*WHAT YOU HAVE TO DO:*
Where does the string "бохановъ" appear in the records? Copy every line that contains it.
━━ DATA PROVIDED
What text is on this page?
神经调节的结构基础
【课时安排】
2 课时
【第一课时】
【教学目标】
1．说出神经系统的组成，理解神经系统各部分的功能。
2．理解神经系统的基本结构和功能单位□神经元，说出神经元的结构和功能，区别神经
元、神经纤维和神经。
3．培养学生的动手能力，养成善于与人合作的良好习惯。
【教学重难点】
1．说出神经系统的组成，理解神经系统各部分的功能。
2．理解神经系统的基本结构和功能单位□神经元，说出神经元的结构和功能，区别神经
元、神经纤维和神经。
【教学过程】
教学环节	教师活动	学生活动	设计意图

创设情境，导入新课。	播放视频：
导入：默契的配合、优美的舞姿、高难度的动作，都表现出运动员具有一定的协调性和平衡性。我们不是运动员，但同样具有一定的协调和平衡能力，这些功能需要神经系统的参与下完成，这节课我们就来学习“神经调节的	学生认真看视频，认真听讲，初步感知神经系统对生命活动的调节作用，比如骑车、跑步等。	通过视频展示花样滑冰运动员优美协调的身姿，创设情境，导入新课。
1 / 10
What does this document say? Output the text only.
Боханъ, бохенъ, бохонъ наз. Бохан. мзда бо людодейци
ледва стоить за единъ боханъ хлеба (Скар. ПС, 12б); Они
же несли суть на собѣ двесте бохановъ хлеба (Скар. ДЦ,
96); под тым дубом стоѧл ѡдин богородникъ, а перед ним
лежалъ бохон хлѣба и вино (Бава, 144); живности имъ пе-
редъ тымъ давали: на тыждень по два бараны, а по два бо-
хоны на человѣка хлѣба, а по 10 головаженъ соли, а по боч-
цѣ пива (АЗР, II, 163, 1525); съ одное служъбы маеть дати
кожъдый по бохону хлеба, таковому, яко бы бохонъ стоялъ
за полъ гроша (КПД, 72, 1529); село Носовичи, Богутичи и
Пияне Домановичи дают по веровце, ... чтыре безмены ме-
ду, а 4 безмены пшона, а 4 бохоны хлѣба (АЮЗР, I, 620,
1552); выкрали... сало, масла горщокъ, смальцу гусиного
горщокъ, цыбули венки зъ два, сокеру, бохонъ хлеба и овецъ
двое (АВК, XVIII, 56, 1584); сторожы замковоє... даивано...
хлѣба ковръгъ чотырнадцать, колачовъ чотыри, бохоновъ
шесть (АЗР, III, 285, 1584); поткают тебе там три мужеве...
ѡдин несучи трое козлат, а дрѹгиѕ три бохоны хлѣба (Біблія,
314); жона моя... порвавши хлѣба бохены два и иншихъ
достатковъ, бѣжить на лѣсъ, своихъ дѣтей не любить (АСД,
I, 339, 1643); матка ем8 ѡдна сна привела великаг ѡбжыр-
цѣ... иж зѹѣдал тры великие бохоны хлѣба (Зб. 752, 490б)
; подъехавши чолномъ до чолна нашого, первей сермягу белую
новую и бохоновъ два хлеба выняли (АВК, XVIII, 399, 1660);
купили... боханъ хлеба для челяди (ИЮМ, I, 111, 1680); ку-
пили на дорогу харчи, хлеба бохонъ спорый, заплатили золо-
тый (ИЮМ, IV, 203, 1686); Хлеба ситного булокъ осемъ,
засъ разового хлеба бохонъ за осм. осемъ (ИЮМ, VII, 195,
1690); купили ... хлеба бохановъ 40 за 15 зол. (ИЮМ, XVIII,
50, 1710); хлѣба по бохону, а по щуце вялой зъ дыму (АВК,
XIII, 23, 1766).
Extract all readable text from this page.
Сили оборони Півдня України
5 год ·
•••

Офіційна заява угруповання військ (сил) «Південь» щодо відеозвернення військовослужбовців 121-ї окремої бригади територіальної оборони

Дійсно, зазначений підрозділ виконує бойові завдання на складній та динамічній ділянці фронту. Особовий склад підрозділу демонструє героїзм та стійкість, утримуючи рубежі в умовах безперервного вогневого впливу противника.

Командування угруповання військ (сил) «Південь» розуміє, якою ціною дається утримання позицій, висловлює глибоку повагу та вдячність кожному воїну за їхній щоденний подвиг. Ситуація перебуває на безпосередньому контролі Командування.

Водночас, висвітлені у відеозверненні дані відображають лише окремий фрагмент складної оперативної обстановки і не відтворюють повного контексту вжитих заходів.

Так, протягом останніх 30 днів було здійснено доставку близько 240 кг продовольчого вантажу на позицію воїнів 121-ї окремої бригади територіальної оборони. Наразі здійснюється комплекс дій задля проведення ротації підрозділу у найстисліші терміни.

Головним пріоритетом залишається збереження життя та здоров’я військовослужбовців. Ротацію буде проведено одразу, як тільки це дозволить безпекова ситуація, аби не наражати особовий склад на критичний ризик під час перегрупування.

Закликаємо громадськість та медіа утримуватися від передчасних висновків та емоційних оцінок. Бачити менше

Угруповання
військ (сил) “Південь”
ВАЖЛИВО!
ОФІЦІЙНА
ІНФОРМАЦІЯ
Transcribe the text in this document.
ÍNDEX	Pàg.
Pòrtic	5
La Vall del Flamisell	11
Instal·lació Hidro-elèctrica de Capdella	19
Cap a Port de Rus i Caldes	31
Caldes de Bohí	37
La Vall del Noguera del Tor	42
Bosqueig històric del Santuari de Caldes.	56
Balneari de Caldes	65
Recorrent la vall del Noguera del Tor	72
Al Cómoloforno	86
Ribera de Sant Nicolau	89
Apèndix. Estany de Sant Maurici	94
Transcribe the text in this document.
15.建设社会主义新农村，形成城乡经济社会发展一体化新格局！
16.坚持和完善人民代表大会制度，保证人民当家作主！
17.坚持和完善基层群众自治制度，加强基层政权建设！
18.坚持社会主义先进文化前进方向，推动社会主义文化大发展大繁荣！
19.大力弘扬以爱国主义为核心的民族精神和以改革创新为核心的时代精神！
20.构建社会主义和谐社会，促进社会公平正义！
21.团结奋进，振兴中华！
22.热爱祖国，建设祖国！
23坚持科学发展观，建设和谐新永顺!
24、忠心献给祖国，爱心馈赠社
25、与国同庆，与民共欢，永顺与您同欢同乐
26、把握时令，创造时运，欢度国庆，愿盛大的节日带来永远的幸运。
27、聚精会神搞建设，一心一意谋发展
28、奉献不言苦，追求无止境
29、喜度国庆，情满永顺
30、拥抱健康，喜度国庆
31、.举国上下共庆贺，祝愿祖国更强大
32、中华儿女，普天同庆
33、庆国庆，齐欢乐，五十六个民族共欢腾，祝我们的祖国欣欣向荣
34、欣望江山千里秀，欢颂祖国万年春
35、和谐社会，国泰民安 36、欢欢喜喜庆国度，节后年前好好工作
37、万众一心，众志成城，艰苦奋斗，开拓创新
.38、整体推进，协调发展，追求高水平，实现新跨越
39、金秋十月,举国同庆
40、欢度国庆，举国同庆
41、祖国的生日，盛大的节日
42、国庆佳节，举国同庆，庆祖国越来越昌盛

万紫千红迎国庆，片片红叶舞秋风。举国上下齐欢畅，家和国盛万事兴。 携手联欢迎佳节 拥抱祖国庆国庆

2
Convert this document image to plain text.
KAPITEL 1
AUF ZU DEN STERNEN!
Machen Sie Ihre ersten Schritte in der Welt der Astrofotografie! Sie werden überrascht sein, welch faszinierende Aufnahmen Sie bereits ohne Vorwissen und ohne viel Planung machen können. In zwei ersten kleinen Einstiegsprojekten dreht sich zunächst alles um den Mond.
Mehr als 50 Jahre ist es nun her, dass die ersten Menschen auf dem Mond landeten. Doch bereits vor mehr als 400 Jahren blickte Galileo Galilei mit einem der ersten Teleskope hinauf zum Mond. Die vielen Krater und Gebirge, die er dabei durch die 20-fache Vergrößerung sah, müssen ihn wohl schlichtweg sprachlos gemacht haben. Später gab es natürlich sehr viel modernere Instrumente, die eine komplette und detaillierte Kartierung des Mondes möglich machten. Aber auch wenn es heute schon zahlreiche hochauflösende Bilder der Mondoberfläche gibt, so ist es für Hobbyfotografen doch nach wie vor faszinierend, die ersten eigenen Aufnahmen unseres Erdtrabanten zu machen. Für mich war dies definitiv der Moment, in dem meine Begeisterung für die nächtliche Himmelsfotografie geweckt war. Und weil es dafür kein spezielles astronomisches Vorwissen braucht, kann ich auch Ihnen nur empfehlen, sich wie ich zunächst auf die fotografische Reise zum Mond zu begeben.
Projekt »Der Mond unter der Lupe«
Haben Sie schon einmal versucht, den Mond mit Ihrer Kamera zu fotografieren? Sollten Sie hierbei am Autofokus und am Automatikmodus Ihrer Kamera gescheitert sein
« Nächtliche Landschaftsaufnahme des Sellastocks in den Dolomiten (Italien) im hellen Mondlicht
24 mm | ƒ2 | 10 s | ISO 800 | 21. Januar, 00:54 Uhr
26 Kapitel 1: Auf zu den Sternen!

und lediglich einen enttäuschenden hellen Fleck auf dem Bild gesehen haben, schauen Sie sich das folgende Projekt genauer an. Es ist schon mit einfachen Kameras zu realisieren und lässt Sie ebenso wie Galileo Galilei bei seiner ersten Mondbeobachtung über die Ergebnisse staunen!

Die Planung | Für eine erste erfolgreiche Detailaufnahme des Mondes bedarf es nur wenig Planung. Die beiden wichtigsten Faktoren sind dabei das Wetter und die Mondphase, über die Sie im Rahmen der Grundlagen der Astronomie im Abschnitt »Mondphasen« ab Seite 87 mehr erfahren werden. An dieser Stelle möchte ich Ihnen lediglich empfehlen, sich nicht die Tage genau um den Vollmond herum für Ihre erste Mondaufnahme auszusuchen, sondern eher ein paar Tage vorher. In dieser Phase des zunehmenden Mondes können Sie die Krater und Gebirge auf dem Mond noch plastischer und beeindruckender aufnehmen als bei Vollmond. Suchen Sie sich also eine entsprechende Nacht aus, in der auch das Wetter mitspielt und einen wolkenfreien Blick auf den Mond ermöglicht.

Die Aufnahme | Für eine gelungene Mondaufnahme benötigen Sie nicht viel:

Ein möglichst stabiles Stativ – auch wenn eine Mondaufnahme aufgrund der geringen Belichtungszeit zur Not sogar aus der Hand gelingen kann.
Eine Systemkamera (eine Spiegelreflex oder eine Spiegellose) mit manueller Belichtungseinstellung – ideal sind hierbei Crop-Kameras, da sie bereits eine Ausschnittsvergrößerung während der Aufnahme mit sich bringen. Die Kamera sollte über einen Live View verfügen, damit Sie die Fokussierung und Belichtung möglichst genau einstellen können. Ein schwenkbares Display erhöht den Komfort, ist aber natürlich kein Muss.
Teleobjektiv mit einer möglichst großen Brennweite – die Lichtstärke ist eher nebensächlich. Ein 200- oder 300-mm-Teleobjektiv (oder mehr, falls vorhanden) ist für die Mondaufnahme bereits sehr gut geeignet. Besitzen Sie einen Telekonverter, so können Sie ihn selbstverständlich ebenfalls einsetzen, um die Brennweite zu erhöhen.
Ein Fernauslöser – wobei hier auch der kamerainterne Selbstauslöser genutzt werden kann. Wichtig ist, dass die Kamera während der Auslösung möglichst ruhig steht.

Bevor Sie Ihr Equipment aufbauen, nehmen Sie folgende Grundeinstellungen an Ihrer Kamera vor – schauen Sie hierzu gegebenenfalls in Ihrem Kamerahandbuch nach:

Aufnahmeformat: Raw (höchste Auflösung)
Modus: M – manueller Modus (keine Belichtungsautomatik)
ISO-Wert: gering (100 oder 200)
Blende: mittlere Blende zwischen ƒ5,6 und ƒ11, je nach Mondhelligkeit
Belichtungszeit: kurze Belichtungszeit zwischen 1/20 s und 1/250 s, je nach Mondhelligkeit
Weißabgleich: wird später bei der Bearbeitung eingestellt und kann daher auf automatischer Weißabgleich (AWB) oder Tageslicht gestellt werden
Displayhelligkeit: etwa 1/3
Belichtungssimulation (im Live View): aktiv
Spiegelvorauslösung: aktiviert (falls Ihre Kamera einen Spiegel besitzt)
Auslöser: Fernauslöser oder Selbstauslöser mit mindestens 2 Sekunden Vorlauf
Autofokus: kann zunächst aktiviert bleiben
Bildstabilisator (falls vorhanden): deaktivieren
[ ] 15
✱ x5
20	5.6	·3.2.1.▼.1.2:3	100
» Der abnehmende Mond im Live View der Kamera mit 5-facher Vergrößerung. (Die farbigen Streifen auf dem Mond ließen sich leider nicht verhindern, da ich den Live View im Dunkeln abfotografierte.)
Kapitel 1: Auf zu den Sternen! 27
━━━━
*WRITTEN SOLUTION:*
же несли суть на собѣ двесте бохановъ хлеба (Скар. ДЦ,
1690); купили ... хлеба бохановъ 40 за 15 зол. (ИЮМ, XVIII,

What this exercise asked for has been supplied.